Dataset items
::::::
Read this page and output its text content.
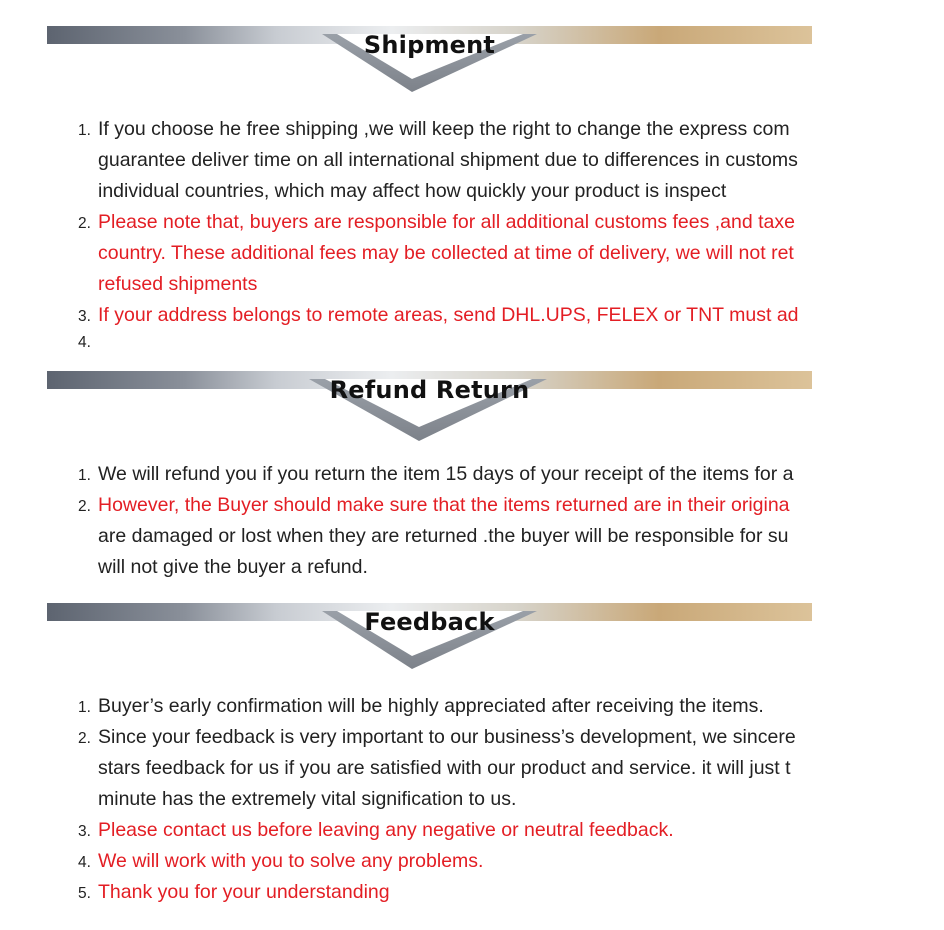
Shipment
1. If you choose he free shipping ,we will keep the right to change the express com
guarantee deliver time on all international shipment due to differences in customs
individual countries, which may affect how quickly your product is inspect
2. Please note that, buyers are responsible for all additional customs fees ,and taxe
country. These additional fees may be collected at time of delivery, we will not ret
refused shipments
3. If your address belongs to remote areas, send DHL.UPS, FELEX or TNT must ad
4.
Refund Return
1. We will refund you if you return the item 15 days of your receipt of the items for a
2. However, the Buyer should make sure that the items returned are in their origina
are damaged or lost when they are returned .the buyer will be responsible for su
will not give the buyer a refund.
Feedback
1. Buyer’s early confirmation will be highly appreciated after receiving the items.
2. Since your feedback is very important to our business’s development, we sincere
stars feedback for us if you are satisfied with our product and service. it will just t
minute has the extremely vital signification to us.
3. Please contact us before leaving any negative or neutral feedback.
4. We will work with you to solve any problems.
5. Thank you for your understanding
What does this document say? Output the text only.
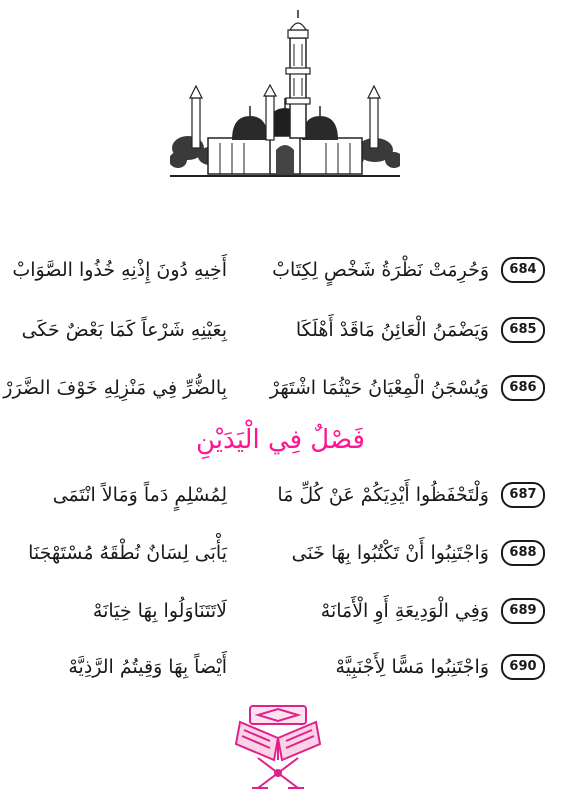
684
وَحُرِمَتْ نَظْرَةُ شَخْصٍ لِكِتَابْ
أَخِيهِ دُونَ إِذْنِهِ خُذُوا الصَّوَابْ
685
وَيَضْمَنُ الْعَائِنُ مَاقَدْ أَهْلَكَا
بِعَيْنِهِ شَرْعاً كَمَا بَعْضٌ حَكَى
686
وَيُسْجَنُ الْمِعْيَانُ حَيْثُمَا اشْتَهَرْ
بِالضُّرِّ فِي مَنْزِلِهِ خَوْفَ الضَّرَرْ
فَصْلٌ فِي الْيَدَيْنِ
687
وَلْتَحْفَظُوا أَيْدِيَكُمْ عَنْ كُلِّ مَا
لِمُسْلِمٍ دَماً وَمَالاً انْتَمَى
688
وَاجْتَنِبُوا أَنْ تَكْتُبُوا بِهَا خَنَى
يَأْبَى لِسَانٌ نُطْقَهُ مُسْتَهْجَنَا
689
وَفِي الْوَدِيعَةِ أَوِ الْأَمَانَهْ
لَاتَتَنَاوَلُوا بِهَا خِيَانَهْ
690
وَاجْتَنِبُوا مَسًّا لِأَجْنَبِيَّهْ
أَيْضاً بِهَا وَقِيتُمُ الرَّذِيَّهْ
::::::
▸ **WHAT IS EXPECTED**: Omit each picture, then return all of the listing exactly as it stands.

▸ **EXERCISE RESULT**:
Read this page and output its text content.
Shipment
1. If you choose he free shipping ,we will keep the right to change the express com
guarantee deliver time on all international shipment due to differences in customs
individual countries, which may affect how quickly your product is inspect
2. Please note that, buyers are responsible for all additional customs fees ,and taxe
country. These additional fees may be collected at time of delivery, we will not ret
refused shipments
3. If your address belongs to remote areas, send DHL.UPS, FELEX or TNT must ad
4.
Refund Return
1. We will refund you if you return the item 15 days of your receipt of the items for a
2. However, the Buyer should make sure that the items returned are in their origina
are damaged or lost when they are returned .the buyer will be responsible for su
will not give the buyer a refund.
Feedback
1. Buyer’s early confirmation will be highly appreciated after receiving the items.
2. Since your feedback is very important to our business’s development, we sincere
stars feedback for us if you are satisfied with our product and service. it will just t
minute has the extremely vital signification to us.
3. Please contact us before leaving any negative or neutral feedback.
4. We will work with you to solve any problems.
5. Thank you for your understanding
What does this document say? Output the text only.
684
وَحُرِمَتْ نَظْرَةُ شَخْصٍ لِكِتَابْ
أَخِيهِ دُونَ إِذْنِهِ خُذُوا الصَّوَابْ
685
وَيَضْمَنُ الْعَائِنُ مَاقَدْ أَهْلَكَا
بِعَيْنِهِ شَرْعاً كَمَا بَعْضٌ حَكَى
686
وَيُسْجَنُ الْمِعْيَانُ حَيْثُمَا اشْتَهَرْ
بِالضُّرِّ فِي مَنْزِلِهِ خَوْفَ الضَّرَرْ
فَصْلٌ فِي الْيَدَيْنِ
687
وَلْتَحْفَظُوا أَيْدِيَكُمْ عَنْ كُلِّ مَا
لِمُسْلِمٍ دَماً وَمَالاً انْتَمَى
688
وَاجْتَنِبُوا أَنْ تَكْتُبُوا بِهَا خَنَى
يَأْبَى لِسَانٌ نُطْقَهُ مُسْتَهْجَنَا
689
وَفِي الْوَدِيعَةِ أَوِ الْأَمَانَهْ
لَاتَتَنَاوَلُوا بِهَا خِيَانَهْ
690
وَاجْتَنِبُوا مَسًّا لِأَجْنَبِيَّهْ
أَيْضاً بِهَا وَقِيتُمُ الرَّذِيَّهْ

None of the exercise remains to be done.